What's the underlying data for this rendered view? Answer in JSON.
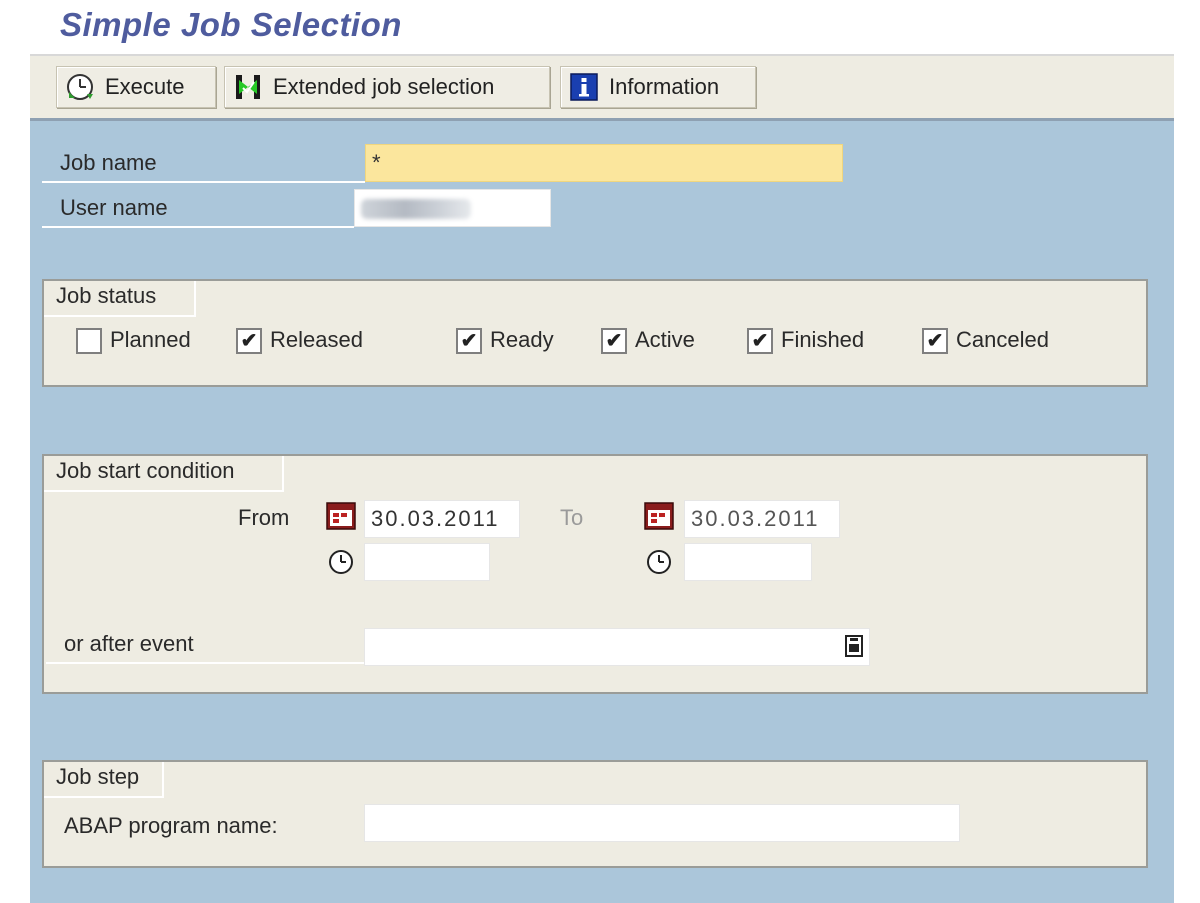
{
  "window": {
    "title": "Simple Job Selection"
  },
  "toolbar": {
    "execute_label": "Execute",
    "extended_label": "Extended job selection",
    "information_label": "Information"
  },
  "fields": {
    "job_name_label": "Job name",
    "job_name_value": "*",
    "user_name_label": "User name"
  },
  "job_status": {
    "title": "Job status",
    "items": [
      {
        "label": "Planned",
        "checked": false
      },
      {
        "label": "Released",
        "checked": true
      },
      {
        "label": "Ready",
        "checked": true
      },
      {
        "label": "Active",
        "checked": true
      },
      {
        "label": "Finished",
        "checked": true
      },
      {
        "label": "Canceled",
        "checked": true
      }
    ]
  },
  "job_start": {
    "title": "Job start condition",
    "from_label": "From",
    "from_date": "30.03.2011",
    "to_label": "To",
    "to_date": "30.03.2011",
    "from_time": "",
    "to_time": "",
    "event_label": "or after event",
    "event_value": ""
  },
  "job_step": {
    "title": "Job step",
    "program_label": "ABAP program name",
    "program_value": ""
  },
  "colors": {
    "content_bg": "#abc6da",
    "group_bg": "#eeece2",
    "toolbar_bg": "#eeece2",
    "highlight_field": "#fbe69d",
    "title_color": "#4f5c9e"
  },
  "icons": {
    "execute": "execute-clock-icon",
    "extended": "extended-selection-icon",
    "information": "information-icon",
    "calendar": "calendar-icon",
    "clock": "clock-icon",
    "event_picker": "event-picker-icon"
  }
}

• **WHAT YOU NEED TO DO**
All the material shown above is to be copied exactly, with no pictures carried over.

• **RESPONSE FOR THIS EXERCISE**
What's the underlying data for this rendered view? Answer in JSON.
{
  "window": {
    "title": "Simple Job Selection"
  },
  "toolbar": {
    "execute_label": "Execute",
    "extended_label": "Extended job selection",
    "information_label": "Information"
  },
  "fields": {
    "job_name_label": "Job name",
    "job_name_value": "*",
    "user_name_label": "User name"
  },
  "job_status": {
    "title": "Job status",
    "items": [
      {
        "label": "Planned",
        "checked": false
      },
      {
        "label": "Released",
        "checked": true
      },
      {
        "label": "Ready",
        "checked": true
      },
      {
        "label": "Active",
        "checked": true
      },
      {
        "label": "Finished",
        "checked": true
      },
      {
        "label": "Canceled",
        "checked": true
      }
    ]
  },
  "job_start": {
    "title": "Job start condition",
    "from_label": "From",
    "from_date": "30.03.2011",
    "to_label": "To",
    "to_date": "30.03.2011",
    "from_time": "",
    "to_time": "",
    "event_label": "or after event",
    "event_value": ""
  },
  "job_step": {
    "title": "Job step",
    "program_label": "ABAP program name",
    "program_value": ""
  },
  "colors": {
    "content_bg": "#abc6da",
    "group_bg": "#eeece2",
    "toolbar_bg": "#eeece2",
    "highlight_field": "#fbe69d",
    "title_color": "#4f5c9e"
  },
  "icons": {
    "execute": "execute-clock-icon",
    "extended": "extended-selection-icon",
    "information": "information-icon",
    "calendar": "calendar-icon",
    "clock": "clock-icon",
    "event_picker": "event-picker-icon"
  }
}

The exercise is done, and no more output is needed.